Instructions:
1. In the fertility forum post, in what month and year did the writer get married?
2. Duplicate the stretch of the fertility forum post from "Just thought we" through "a honeymoon baby).".
3. Write the next part of the fertility forum post, picking up after its final sentence.
━━━━━ Source extract
# OUR STORIES



## blue ribbon (Apr 23, 2007)

Hi all!!!
Just thought we should have a thread were we could record our individual stories as a kind of a diary. The idea is that you reply to this message with the details of your tcc journey, how long you have been trying, what treatments you've done, thoughts, feelings etc. then as time goes by you can update.
Here goes!!
I am 36 and i will be 37 next week the day before i am due to test. My Dh is 35 (always wanted a toy boy) I met my Dh a good couple of years back and we started dating on and off. After the 3rd time dating we started taking it to the next level to the point that we bought a house and then got married in August 2005. I had been on the pill for a long time and decided to stop taking it just before the wedding. (bearing in mind i always wanted a honeymoon baby).
We had been trying for over a year and nothing was happening so we both agreed that we should get some tests carried out. I went to my Gp who then referred me on to see a gyn who carried out some routine bloods and hsg which all came back normal apart from a very high fsh. My Dh had two Sa carried out, although the first wasn't good at that time we were advised that icis would be our way forward.We both decided there and then to change our life style we gave up the **** and starting exercising and eating more healthy and a year on we are both still off the **** and doing well. We were then referred to the RVH and last year had our initial consultation with Dr Traugh who advised us on ivf, we were sent away and we were to go back a couple of weeks later to sign the consent forms but i cancelled this appointment as we both found out i was pregnant.
━━━━━━━━━━
━━━━━ Excerpted data
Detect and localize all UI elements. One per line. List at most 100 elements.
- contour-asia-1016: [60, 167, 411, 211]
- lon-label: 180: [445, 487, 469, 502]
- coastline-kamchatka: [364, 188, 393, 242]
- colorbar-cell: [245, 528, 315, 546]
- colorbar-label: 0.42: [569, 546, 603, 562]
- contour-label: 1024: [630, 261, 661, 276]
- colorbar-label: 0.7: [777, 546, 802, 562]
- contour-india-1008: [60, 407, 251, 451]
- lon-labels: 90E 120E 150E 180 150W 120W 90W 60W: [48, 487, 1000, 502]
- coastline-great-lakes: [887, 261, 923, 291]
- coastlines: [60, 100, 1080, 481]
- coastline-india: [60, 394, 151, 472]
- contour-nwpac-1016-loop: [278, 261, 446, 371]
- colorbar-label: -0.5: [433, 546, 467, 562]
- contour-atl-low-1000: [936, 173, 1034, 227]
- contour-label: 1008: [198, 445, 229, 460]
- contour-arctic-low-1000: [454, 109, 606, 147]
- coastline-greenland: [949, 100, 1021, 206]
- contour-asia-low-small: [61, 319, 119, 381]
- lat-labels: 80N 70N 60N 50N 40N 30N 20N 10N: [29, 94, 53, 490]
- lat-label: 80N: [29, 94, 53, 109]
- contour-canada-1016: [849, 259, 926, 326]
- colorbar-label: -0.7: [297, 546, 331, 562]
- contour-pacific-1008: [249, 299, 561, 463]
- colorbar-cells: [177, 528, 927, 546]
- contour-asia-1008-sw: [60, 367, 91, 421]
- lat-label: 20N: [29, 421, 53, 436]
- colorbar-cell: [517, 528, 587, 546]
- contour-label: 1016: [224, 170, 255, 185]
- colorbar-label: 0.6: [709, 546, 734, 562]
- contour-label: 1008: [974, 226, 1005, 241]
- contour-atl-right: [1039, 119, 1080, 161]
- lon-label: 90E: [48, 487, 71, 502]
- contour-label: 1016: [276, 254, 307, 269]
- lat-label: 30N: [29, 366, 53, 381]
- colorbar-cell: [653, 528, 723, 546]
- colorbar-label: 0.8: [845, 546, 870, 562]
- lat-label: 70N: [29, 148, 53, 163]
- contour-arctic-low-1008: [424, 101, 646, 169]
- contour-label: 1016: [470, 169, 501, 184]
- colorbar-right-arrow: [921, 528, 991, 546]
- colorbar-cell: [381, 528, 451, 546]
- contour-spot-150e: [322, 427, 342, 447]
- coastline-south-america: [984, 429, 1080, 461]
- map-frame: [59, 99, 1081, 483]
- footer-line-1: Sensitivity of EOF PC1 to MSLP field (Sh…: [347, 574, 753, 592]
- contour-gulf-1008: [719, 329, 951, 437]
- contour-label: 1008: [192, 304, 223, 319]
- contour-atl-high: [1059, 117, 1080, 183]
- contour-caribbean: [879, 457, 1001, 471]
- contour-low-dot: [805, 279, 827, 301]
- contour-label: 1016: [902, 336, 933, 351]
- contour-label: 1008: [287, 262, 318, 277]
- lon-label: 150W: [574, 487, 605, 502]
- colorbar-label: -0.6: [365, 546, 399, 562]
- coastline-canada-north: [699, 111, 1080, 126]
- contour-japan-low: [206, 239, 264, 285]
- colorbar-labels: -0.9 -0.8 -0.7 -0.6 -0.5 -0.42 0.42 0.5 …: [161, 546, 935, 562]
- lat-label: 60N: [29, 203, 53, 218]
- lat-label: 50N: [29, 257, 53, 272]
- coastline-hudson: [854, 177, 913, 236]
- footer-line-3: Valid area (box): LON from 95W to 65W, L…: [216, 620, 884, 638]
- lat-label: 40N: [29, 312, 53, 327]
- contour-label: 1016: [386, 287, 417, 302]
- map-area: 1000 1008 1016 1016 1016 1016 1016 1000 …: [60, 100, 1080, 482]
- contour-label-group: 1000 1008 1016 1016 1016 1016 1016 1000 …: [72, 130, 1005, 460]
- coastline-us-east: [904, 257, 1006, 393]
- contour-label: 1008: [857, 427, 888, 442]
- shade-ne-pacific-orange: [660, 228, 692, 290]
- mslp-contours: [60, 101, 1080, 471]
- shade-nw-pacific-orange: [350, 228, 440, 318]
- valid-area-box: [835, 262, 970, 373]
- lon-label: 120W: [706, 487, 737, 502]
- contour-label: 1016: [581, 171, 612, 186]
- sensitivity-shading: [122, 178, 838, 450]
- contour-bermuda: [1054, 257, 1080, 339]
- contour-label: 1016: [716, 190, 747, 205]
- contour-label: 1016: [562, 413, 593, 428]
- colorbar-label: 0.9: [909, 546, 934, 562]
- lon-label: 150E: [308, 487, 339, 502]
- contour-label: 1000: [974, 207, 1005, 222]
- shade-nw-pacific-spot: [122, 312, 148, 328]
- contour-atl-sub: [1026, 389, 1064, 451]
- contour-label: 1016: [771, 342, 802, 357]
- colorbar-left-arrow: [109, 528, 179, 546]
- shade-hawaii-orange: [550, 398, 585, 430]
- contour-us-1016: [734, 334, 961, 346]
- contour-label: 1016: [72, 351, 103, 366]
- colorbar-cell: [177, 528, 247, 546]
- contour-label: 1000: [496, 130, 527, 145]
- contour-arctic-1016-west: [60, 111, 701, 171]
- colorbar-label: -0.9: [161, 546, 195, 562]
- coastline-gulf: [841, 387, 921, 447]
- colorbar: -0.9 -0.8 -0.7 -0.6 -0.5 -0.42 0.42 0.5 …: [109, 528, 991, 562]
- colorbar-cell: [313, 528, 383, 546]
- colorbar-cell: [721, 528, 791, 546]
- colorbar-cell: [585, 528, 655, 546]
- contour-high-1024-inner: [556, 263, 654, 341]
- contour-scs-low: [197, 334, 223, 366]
━━━━━━━━━━
Answers to the tasks:
1. August 2005

2.
Just thought we should have a thread were we could record our individual stories as a kind of a diary. The idea is that you reply to this message with the details of your tcc journey, how long you have been trying, what treatments you've done, thoughts, feelings etc. then as time goes by you can update.
Here goes!!
I am 36 and i will be 37 next week the day before i am due to test. My Dh is 35 (always wanted a toy boy) I met my Dh a good couple of years back and we started dating on and off. After the 3rd time dating we started taking it to the next level to the point that we bought a house and then got married in August 2005. I had been on the pill for a long time and decided to stop taking it just before the wedding. (bearing in mind i always wanted a honeymoon baby).

3.
We were both totally in shock and really chuffed that we were going to have a baby and we told everyone. However i made it to 10 weeks and i needn't tell ya we were gutted it hurt so so much and still does because it had taken so long to get there to have it taken away again. But such is life.
I then went to have a D&C carried out which i hated. A couple of weeks later we started trying again (as i was told you are at your most fertile following a mc) but that wasn't to be. In the meantime i rang the royal to get reinstated back onto the waiting list for ivf and also went to see Dr Mc Manus to get on her private list for ivf.
So here i am now i have just finished my first ever cylce of ivf. I am finding it very very hard to stay positive over these two weeks. We are just hoping and praying and i suppose that is all you can do!!!
I hope i havn't bored any of you.
lots and lots of love to each and everyone one of you 
Kxxxxxxxx


----------



## Cate1976 (Oct 29, 2007)

Hi,  I'm cate age 30.  DH is 40.  Been ttc since we got married in April 04.  DH has low sperm count.  We were referred for fertility treatment in oct 05.  We were referred to Altnagelvin hospital and they did some tests day 21 and HSG for me.  Found out DH has low sperm count November 2006.  Altnagelvin had 5 month wait for test to be done again so consultant referred us to Royal in Belfast.  Had initial apppintment there in May last year, DH's sperm test was done in August and although count is slightly reduced, there is enough that IVF will be appropriate for us.  We're waiting for the letter to say we're top of the list and hope to get it end of this month.  I thought I was pg back in February 05, got + on home test but then AF turned up 4 dasys late on the day that test at health centre came back negative.  Put that down to early mc or chemical pg.  My sister has a LO age 20 mnths and is due another in August (found out Christmas Day).  There's been 14 babies born to friends at church and at times it has been extremely painful.  DH and I are fortunate that our church family are very supportive especially our senior Leader (Brendan and his wife), they've really been there for us on the toughest days/weeks.


----------



## emak (Jan 21, 2008)

Hi all,heres my story........so far.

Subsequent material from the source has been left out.